Transcribe the records that follow. Keep every word exactly, and drop the pictures.

◆ ◆ ◆ ◆ ◆

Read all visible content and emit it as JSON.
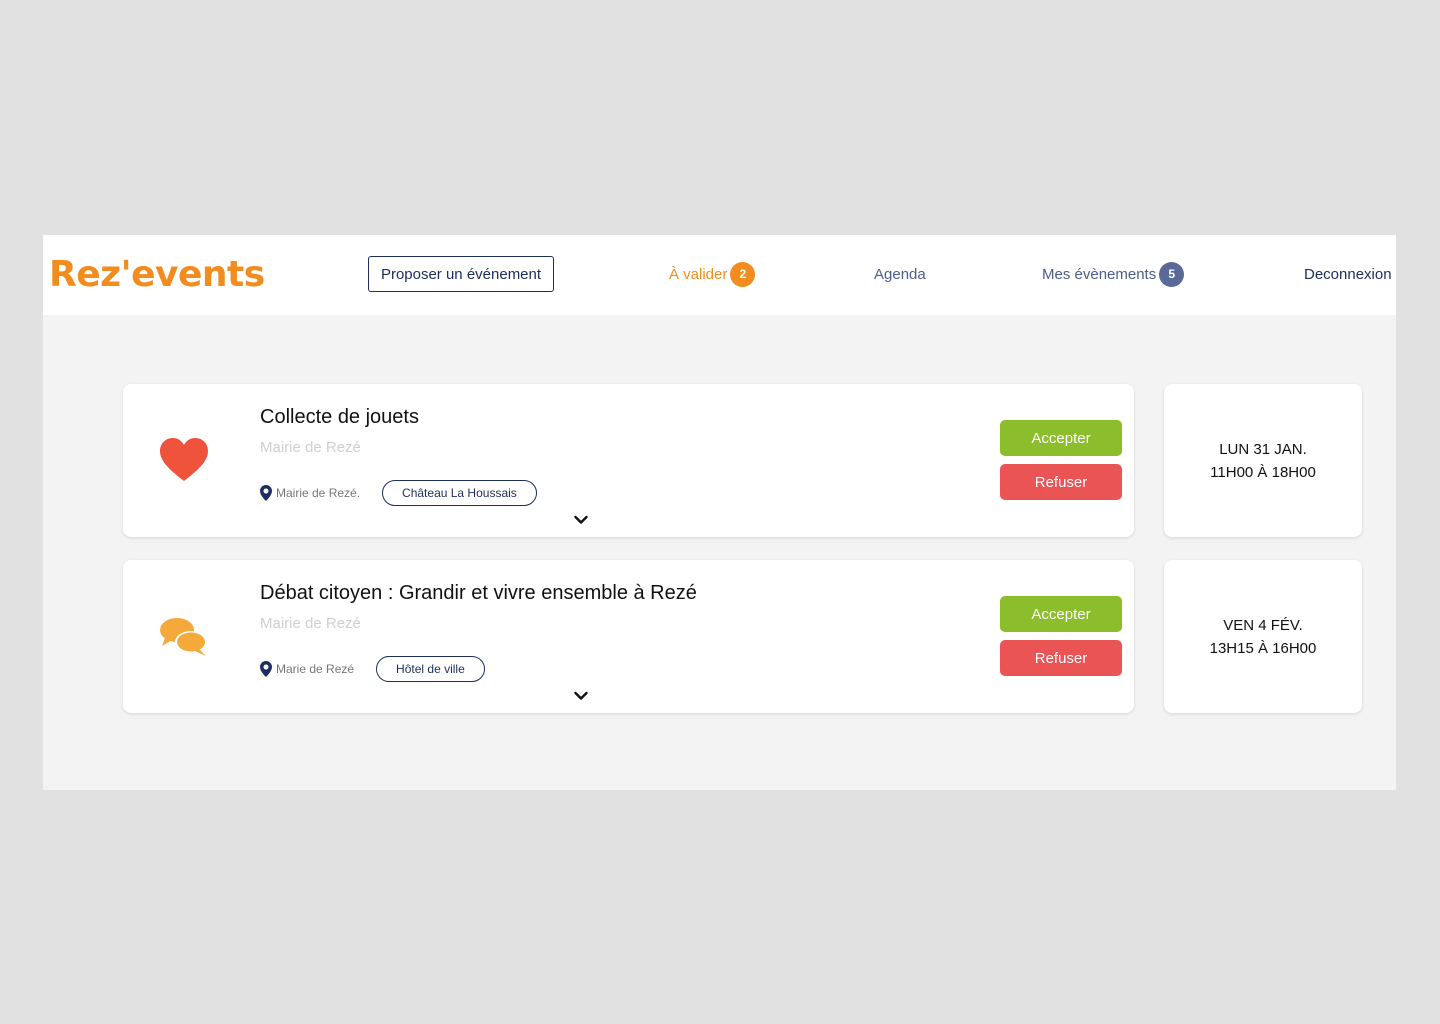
{
  "brand": {
    "logo": "Rez'events",
    "logo_color": "#f28c1e"
  },
  "nav": {
    "propose_label": "Proposer un événement",
    "valider_label": "À valider",
    "valider_count": "2",
    "agenda_label": "Agenda",
    "mes_label": "Mes évènements",
    "mes_count": "5",
    "logout_label": "Deconnexion"
  },
  "events": [
    {
      "icon": "heart-icon",
      "title": "Collecte de jouets",
      "organizer": "Mairie de Rezé",
      "location_org": "Mairie de Rezé.",
      "place": "Château La Houssais",
      "accept_label": "Accepter",
      "refuse_label": "Refuser",
      "date_line1": "LUN 31 JAN.",
      "date_line2": "11H00 À 18H00"
    },
    {
      "icon": "chat-bubbles-icon",
      "title": "Débat citoyen : Grandir et vivre ensemble à Rezé",
      "organizer": "Mairie de Rezé",
      "location_org": "Marie de Rezé",
      "place": "Hôtel de ville",
      "accept_label": "Accepter",
      "refuse_label": "Refuser",
      "date_line1": "VEN 4 FÉV.",
      "date_line2": "13H15 À 16H00"
    }
  ],
  "colors": {
    "accent_orange": "#f28c1e",
    "navy": "#1d2d5c",
    "accept_green": "#8bbd2c",
    "refuse_red": "#ea5454",
    "heart_red": "#f0533b",
    "chat_orange": "#f5a93a"
  }
}
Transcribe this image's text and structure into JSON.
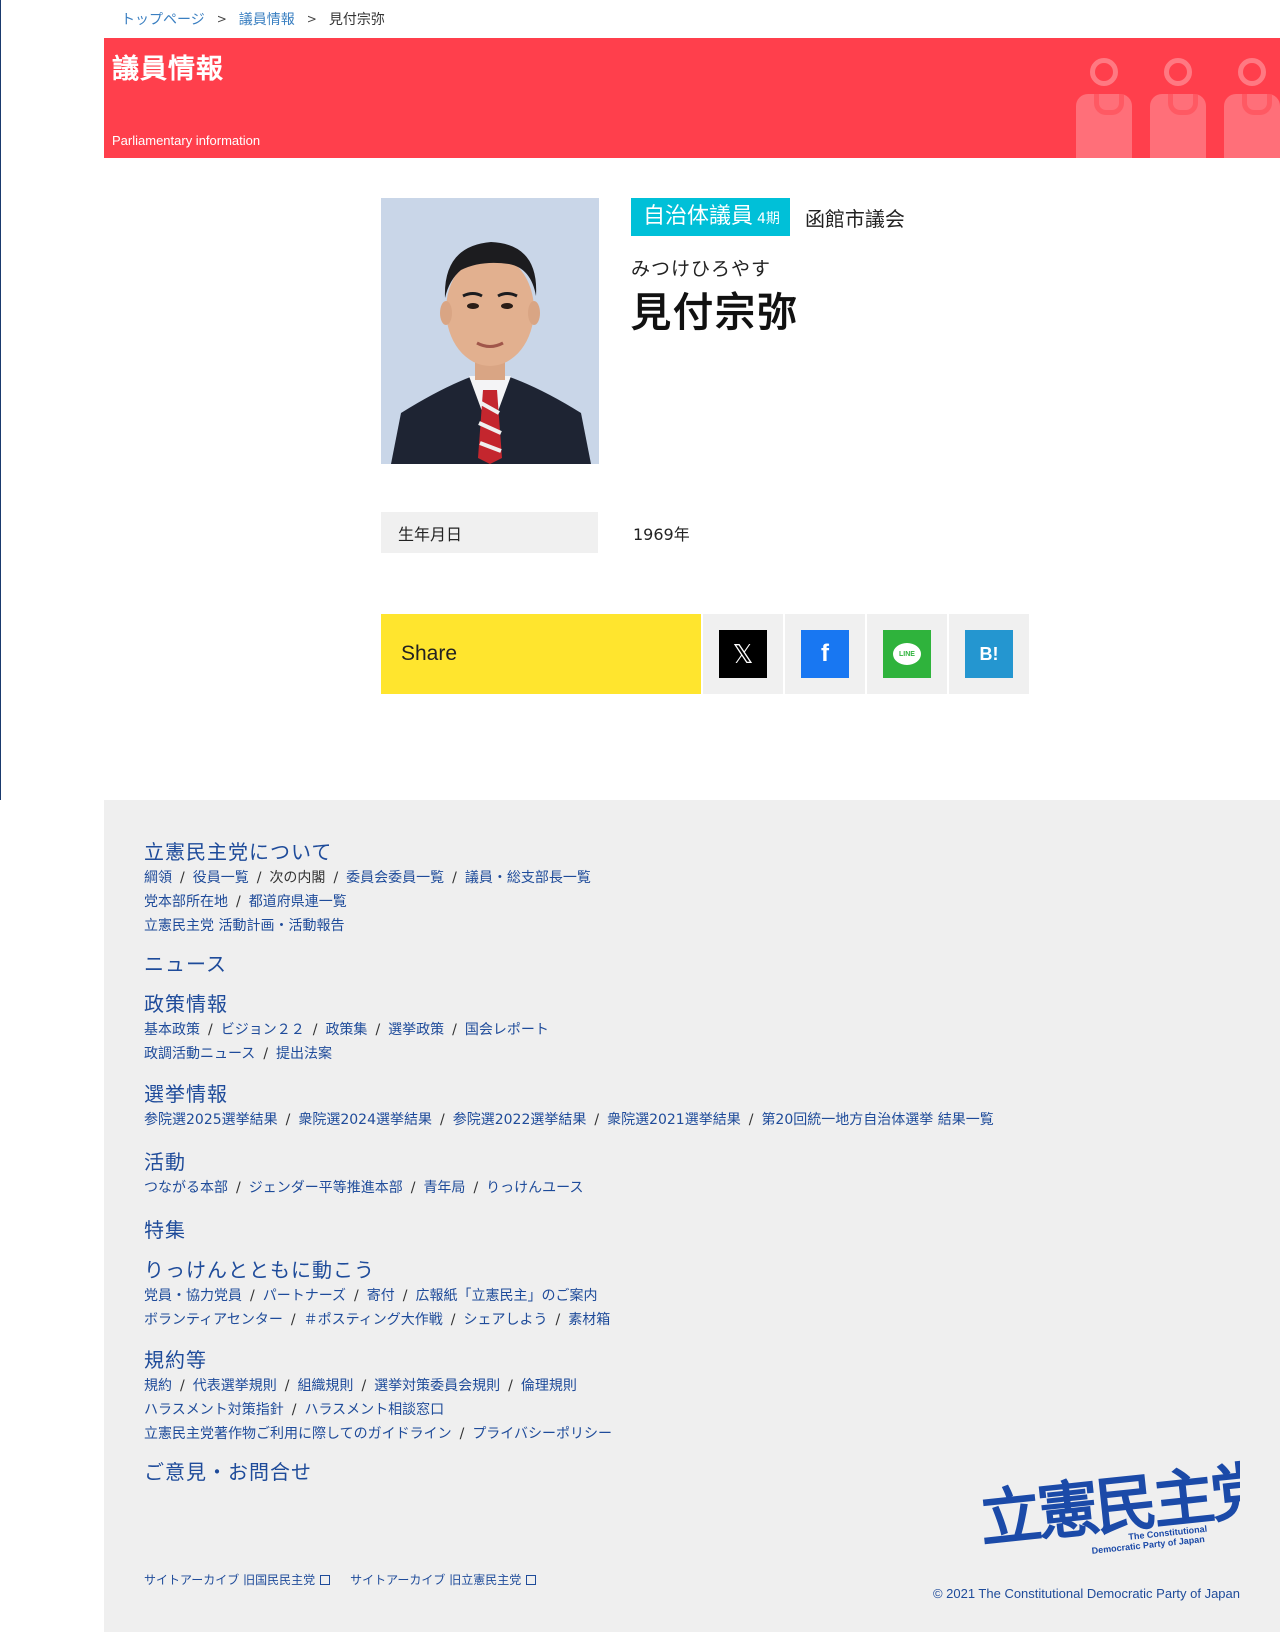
{
  "breadcrumb": [
    {
      "label": "トップページ"
    },
    {
      "label": "議員情報"
    },
    {
      "current": "見付宗弥"
    }
  ],
  "hero": {
    "title": "議員情報",
    "subtitle": "Parliamentary information"
  },
  "profile": {
    "badge_label": "自治体議員",
    "badge_term": "4期",
    "assembly": "函館市議会",
    "kana": "みつけひろやす",
    "name": "見付宗弥"
  },
  "info": {
    "birth_label": "生年月日",
    "birth_value": "1969年"
  },
  "share": {
    "label": "Share",
    "buttons": [
      "x-icon",
      "facebook-icon",
      "line-icon",
      "hatena-bookmark-icon"
    ],
    "x_glyph": "𝕏",
    "fb_glyph": "f",
    "line_glyph": "LINE",
    "hb_glyph": "B!"
  },
  "colors": {
    "hero": "#ff3f4c",
    "badge": "#00c0d8",
    "share": "#ffe52e",
    "footer_link": "#1e4b9a"
  },
  "footer": {
    "about": {
      "title": "立憲民主党について",
      "line1": [
        "綱領",
        "役員一覧",
        "次の内閣",
        "委員会委員一覧",
        "議員・総支部長一覧"
      ],
      "line2": [
        "党本部所在地",
        "都道府県連一覧"
      ],
      "line3": [
        "立憲民主党 活動計画・活動報告"
      ]
    },
    "news": {
      "title": "ニュース"
    },
    "policy": {
      "title": "政策情報",
      "line1": [
        "基本政策",
        "ビジョン２２",
        "政策集",
        "選挙政策",
        "国会レポート"
      ],
      "line2": [
        "政調活動ニュース",
        "提出法案"
      ]
    },
    "election": {
      "title": "選挙情報",
      "line1": [
        "参院選2025選挙結果",
        "衆院選2024選挙結果",
        "参院選2022選挙結果",
        "衆院選2021選挙結果",
        "第20回統一地方自治体選挙 結果一覧"
      ]
    },
    "activity": {
      "title": "活動",
      "line1": [
        "つながる本部",
        "ジェンダー平等推進本部",
        "青年局",
        "りっけんユース"
      ]
    },
    "feature": {
      "title": "特集"
    },
    "together": {
      "title": "りっけんとともに動こう",
      "line1": [
        "党員・協力党員",
        "パートナーズ",
        "寄付",
        "広報紙「立憲民主」のご案内"
      ],
      "line2": [
        "ボランティアセンター",
        "＃ポスティング大作戦",
        "シェアしよう",
        "素材箱"
      ]
    },
    "rules": {
      "title": "規約等",
      "line1": [
        "規約",
        "代表選挙規則",
        "組織規則",
        "選挙対策委員会規則",
        "倫理規則"
      ],
      "line2": [
        "ハラスメント対策指針",
        "ハラスメント相談窓口"
      ],
      "line3": [
        "立憲民主党著作物ご利用に際してのガイドライン",
        "プライバシーポリシー"
      ]
    },
    "contact": {
      "title": "ご意見・お問合せ"
    },
    "archive1": "サイトアーカイブ 旧国民民主党",
    "archive2": "サイトアーカイブ 旧立憲民主党",
    "logo_text": "立憲民主党",
    "logo_en1": "The Constitutional",
    "logo_en2": "Democratic Party of Japan",
    "copyright": "© 2021 The Constitutional Democratic Party of Japan"
  }
}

◆ ◆ ◆ ◆ ◆

▶ **Task solution**:
Read all visible content and emit it as JSON.
{
  "brand": {
    "logo": "Rez'events",
    "logo_color": "#f28c1e"
  },
  "nav": {
    "propose_label": "Proposer un événement",
    "valider_label": "À valider",
    "valider_count": "2",
    "agenda_label": "Agenda",
    "mes_label": "Mes évènements",
    "mes_count": "5",
    "logout_label": "Deconnexion"
  },
  "events": [
    {
      "icon": "heart-icon",
      "title": "Collecte de jouets",
      "organizer": "Mairie de Rezé",
      "location_org": "Mairie de Rezé.",
      "place": "Château La Houssais",
      "accept_label": "Accepter",
      "refuse_label": "Refuser",
      "date_line1": "LUN 31 JAN.",
      "date_line2": "11H00 À 18H00"
    },
    {
      "icon": "chat-bubbles-icon",
      "title": "Débat citoyen : Grandir et vivre ensemble à Rezé",
      "organizer": "Mairie de Rezé",
      "location_org": "Marie de Rezé",
      "place": "Hôtel de ville",
      "accept_label": "Accepter",
      "refuse_label": "Refuser",
      "date_line1": "VEN 4 FÉV.",
      "date_line2": "13H15 À 16H00"
    }
  ],
  "colors": {
    "accent_orange": "#f28c1e",
    "navy": "#1d2d5c",
    "accept_green": "#8bbd2c",
    "refuse_red": "#ea5454",
    "heart_red": "#f0533b",
    "chat_orange": "#f5a93a"
  }
}
Transcribe this image's text and structure into JSON.
{
  "breadcrumb": [
    {
      "label": "トップページ"
    },
    {
      "label": "議員情報"
    },
    {
      "current": "見付宗弥"
    }
  ],
  "hero": {
    "title": "議員情報",
    "subtitle": "Parliamentary information"
  },
  "profile": {
    "badge_label": "自治体議員",
    "badge_term": "4期",
    "assembly": "函館市議会",
    "kana": "みつけひろやす",
    "name": "見付宗弥"
  },
  "info": {
    "birth_label": "生年月日",
    "birth_value": "1969年"
  },
  "share": {
    "label": "Share",
    "buttons": [
      "x-icon",
      "facebook-icon",
      "line-icon",
      "hatena-bookmark-icon"
    ],
    "x_glyph": "𝕏",
    "fb_glyph": "f",
    "line_glyph": "LINE",
    "hb_glyph": "B!"
  },
  "colors": {
    "hero": "#ff3f4c",
    "badge": "#00c0d8",
    "share": "#ffe52e",
    "footer_link": "#1e4b9a"
  },
  "footer": {
    "about": {
      "title": "立憲民主党について",
      "line1": [
        "綱領",
        "役員一覧",
        "次の内閣",
        "委員会委員一覧",
        "議員・総支部長一覧"
      ],
      "line2": [
        "党本部所在地",
        "都道府県連一覧"
      ],
      "line3": [
        "立憲民主党 活動計画・活動報告"
      ]
    },
    "news": {
      "title": "ニュース"
    },
    "policy": {
      "title": "政策情報",
      "line1": [
        "基本政策",
        "ビジョン２２",
        "政策集",
        "選挙政策",
        "国会レポート"
      ],
      "line2": [
        "政調活動ニュース",
        "提出法案"
      ]
    },
    "election": {
      "title": "選挙情報",
      "line1": [
        "参院選2025選挙結果",
        "衆院選2024選挙結果",
        "参院選2022選挙結果",
        "衆院選2021選挙結果",
        "第20回統一地方自治体選挙 結果一覧"
      ]
    },
    "activity": {
      "title": "活動",
      "line1": [
        "つながる本部",
        "ジェンダー平等推進本部",
        "青年局",
        "りっけんユース"
      ]
    },
    "feature": {
      "title": "特集"
    },
    "together": {
      "title": "りっけんとともに動こう",
      "line1": [
        "党員・協力党員",
        "パートナーズ",
        "寄付",
        "広報紙「立憲民主」のご案内"
      ],
      "line2": [
        "ボランティアセンター",
        "＃ポスティング大作戦",
        "シェアしよう",
        "素材箱"
      ]
    },
    "rules": {
      "title": "規約等",
      "line1": [
        "規約",
        "代表選挙規則",
        "組織規則",
        "選挙対策委員会規則",
        "倫理規則"
      ],
      "line2": [
        "ハラスメント対策指針",
        "ハラスメント相談窓口"
      ],
      "line3": [
        "立憲民主党著作物ご利用に際してのガイドライン",
        "プライバシーポリシー"
      ]
    },
    "contact": {
      "title": "ご意見・お問合せ"
    },
    "archive1": "サイトアーカイブ 旧国民民主党",
    "archive2": "サイトアーカイブ 旧立憲民主党",
    "logo_text": "立憲民主党",
    "logo_en1": "The Constitutional",
    "logo_en2": "Democratic Party of Japan",
    "copyright": "© 2021 The Constitutional Democratic Party of Japan"
  }
}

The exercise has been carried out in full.